**Problem description:**
Lines that include the word "domestic" are the ones to copy.
----------------
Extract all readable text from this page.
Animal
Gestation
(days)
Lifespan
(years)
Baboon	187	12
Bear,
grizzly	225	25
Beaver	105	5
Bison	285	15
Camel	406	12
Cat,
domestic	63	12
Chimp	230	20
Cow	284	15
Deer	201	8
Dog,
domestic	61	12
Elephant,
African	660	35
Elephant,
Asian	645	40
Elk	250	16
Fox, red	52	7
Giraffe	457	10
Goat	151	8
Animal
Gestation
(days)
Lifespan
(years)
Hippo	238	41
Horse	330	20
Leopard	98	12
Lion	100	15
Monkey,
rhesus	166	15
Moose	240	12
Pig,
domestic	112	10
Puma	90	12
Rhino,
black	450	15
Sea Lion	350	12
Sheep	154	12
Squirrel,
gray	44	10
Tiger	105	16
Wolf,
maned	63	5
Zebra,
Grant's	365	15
----------------
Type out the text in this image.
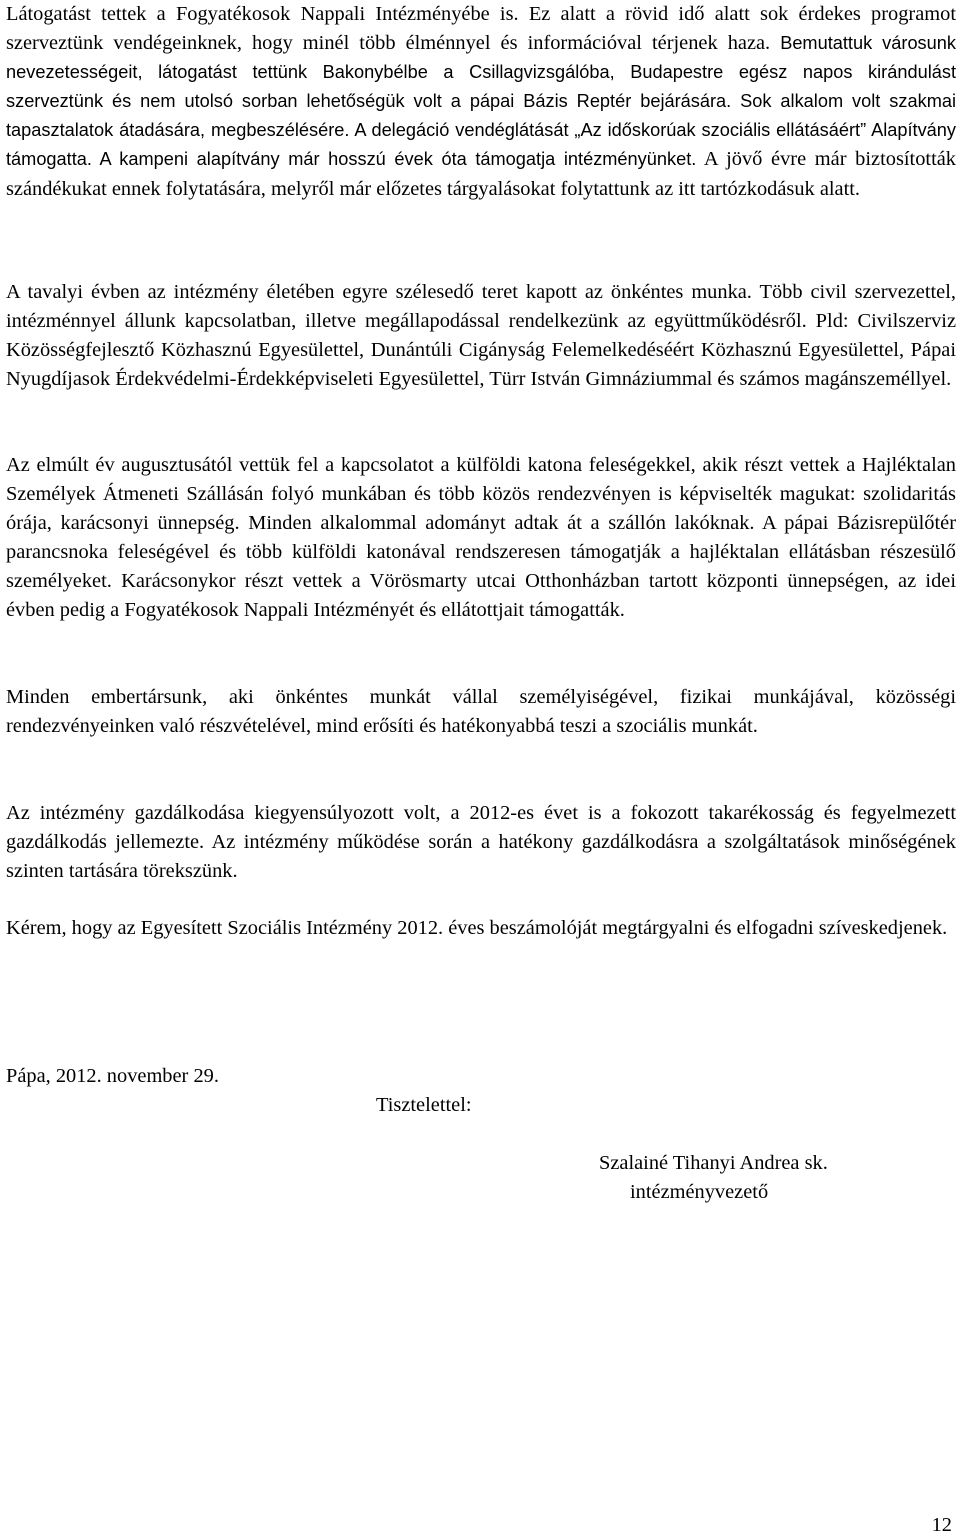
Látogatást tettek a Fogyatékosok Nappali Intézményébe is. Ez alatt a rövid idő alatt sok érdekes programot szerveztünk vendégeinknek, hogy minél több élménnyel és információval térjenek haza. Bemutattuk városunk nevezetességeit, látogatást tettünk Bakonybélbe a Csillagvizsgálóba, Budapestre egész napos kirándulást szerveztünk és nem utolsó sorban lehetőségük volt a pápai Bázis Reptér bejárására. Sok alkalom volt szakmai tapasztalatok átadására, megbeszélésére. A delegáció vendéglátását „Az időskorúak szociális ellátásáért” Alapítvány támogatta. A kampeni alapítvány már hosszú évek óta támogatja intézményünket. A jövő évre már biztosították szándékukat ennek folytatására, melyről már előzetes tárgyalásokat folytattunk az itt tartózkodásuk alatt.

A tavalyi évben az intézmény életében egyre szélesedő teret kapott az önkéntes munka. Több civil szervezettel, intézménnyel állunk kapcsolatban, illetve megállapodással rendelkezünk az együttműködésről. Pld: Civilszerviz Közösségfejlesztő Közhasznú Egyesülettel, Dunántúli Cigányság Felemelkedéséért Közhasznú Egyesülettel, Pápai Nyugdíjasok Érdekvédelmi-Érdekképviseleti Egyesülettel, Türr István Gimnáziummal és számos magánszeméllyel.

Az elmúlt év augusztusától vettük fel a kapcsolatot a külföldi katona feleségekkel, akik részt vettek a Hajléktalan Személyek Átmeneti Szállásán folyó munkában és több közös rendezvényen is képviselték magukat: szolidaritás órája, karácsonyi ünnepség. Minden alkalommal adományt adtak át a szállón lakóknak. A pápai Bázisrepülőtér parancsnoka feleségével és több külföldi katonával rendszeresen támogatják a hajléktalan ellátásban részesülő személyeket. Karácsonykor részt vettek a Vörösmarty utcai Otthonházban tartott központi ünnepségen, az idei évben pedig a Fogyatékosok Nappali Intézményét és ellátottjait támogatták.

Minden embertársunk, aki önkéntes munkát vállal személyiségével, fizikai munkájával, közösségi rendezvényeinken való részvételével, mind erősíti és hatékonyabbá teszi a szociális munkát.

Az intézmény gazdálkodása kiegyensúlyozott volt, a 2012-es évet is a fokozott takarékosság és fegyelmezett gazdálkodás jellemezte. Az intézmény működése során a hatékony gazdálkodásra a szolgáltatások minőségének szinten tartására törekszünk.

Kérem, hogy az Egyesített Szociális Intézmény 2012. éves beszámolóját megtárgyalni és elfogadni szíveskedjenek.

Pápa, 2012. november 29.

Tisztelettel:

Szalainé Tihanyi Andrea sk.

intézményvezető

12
----------------
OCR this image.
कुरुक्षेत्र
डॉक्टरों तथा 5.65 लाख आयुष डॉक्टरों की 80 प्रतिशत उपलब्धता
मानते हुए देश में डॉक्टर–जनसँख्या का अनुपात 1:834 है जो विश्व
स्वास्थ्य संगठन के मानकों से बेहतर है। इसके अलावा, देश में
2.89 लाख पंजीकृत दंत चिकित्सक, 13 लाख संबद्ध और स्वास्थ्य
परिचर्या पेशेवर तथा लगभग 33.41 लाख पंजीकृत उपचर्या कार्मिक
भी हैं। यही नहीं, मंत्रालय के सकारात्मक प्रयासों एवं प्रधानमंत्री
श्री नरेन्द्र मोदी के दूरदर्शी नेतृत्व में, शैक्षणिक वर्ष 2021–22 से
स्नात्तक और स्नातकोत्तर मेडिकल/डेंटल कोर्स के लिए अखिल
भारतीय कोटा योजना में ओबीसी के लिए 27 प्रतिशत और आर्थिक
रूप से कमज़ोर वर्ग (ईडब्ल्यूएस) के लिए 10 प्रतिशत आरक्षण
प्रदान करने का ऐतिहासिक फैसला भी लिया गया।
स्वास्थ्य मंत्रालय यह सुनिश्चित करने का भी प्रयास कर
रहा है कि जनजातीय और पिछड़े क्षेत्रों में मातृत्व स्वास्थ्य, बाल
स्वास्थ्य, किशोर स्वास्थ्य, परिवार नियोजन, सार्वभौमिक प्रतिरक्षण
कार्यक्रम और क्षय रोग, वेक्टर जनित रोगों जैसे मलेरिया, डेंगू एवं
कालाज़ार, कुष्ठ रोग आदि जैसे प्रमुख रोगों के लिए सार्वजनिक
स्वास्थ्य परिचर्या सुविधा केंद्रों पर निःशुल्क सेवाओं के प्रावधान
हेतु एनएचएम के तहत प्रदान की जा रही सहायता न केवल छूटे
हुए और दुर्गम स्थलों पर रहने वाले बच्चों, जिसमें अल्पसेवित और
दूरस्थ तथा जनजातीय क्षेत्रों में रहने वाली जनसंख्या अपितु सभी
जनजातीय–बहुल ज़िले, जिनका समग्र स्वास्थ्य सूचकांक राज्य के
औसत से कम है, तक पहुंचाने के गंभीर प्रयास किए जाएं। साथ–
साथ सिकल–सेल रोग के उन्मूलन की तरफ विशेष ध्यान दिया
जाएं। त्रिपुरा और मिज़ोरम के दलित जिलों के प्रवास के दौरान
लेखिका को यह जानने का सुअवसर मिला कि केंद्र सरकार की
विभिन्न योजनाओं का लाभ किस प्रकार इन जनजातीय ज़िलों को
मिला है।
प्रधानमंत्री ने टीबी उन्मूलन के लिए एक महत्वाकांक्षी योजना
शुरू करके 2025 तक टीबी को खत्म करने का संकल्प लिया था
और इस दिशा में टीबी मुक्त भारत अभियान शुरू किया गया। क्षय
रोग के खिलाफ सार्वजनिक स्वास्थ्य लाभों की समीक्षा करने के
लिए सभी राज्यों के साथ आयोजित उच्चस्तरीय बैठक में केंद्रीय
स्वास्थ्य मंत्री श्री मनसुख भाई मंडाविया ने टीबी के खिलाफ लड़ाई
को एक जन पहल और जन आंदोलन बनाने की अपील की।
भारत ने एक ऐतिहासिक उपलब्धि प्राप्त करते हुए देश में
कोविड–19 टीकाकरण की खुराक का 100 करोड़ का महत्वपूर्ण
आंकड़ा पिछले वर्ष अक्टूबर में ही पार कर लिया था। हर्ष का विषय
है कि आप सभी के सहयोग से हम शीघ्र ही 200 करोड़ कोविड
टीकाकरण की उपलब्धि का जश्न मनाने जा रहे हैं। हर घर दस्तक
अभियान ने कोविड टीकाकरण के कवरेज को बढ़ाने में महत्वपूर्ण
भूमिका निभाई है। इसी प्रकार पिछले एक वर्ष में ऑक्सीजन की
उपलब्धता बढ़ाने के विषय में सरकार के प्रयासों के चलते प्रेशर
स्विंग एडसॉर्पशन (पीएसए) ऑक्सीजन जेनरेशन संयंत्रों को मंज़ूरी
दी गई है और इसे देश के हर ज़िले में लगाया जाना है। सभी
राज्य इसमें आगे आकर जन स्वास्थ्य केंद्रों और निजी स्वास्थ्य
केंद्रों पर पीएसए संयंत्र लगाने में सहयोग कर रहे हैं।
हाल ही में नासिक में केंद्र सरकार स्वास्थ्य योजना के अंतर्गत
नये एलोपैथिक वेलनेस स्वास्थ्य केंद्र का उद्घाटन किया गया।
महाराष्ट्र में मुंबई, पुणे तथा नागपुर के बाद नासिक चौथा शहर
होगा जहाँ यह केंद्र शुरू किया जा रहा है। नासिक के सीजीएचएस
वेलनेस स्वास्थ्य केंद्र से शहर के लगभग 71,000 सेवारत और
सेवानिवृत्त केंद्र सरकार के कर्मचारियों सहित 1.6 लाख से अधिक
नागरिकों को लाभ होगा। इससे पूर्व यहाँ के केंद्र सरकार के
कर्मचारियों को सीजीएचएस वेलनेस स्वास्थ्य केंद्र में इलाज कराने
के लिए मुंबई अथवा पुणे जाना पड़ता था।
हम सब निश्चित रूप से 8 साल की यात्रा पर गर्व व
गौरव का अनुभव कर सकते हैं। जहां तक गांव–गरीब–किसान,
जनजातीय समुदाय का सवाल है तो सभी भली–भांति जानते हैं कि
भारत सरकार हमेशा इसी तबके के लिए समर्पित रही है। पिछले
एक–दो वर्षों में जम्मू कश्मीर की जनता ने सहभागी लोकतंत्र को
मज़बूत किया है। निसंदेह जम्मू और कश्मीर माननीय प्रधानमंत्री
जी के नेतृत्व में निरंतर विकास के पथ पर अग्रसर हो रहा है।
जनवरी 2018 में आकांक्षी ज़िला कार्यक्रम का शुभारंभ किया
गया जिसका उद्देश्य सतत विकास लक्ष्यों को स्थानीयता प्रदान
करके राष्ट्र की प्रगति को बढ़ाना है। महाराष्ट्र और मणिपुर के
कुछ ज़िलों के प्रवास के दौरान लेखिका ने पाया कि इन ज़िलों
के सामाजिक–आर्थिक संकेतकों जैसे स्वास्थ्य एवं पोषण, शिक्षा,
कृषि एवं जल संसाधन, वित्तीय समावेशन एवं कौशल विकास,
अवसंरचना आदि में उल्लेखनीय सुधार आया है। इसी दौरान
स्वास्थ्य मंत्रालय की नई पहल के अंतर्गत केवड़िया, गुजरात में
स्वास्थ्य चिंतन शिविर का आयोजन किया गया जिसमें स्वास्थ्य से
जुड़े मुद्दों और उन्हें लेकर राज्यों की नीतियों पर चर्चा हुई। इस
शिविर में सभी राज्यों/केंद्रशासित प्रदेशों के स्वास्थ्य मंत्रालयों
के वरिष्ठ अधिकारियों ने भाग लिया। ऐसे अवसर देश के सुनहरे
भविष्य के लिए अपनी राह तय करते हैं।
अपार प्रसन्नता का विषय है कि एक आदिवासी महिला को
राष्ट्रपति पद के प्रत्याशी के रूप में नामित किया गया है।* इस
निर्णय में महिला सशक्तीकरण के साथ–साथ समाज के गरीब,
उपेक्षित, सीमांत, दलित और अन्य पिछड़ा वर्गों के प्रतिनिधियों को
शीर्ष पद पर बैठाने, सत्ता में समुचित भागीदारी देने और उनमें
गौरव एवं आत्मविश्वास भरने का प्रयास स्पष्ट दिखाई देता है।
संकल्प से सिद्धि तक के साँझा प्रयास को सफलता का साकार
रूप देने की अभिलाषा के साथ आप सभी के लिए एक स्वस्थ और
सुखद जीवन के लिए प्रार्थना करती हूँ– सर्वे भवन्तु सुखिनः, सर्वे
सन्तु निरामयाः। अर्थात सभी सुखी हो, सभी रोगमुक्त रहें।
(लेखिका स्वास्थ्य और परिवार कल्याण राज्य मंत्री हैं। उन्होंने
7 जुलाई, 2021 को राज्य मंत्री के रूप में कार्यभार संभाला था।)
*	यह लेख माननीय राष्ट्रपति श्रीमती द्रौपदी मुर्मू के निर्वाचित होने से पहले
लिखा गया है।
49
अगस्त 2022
----------------
**Response below:**
domestic	63	12
domestic	61	12
domestic	112	10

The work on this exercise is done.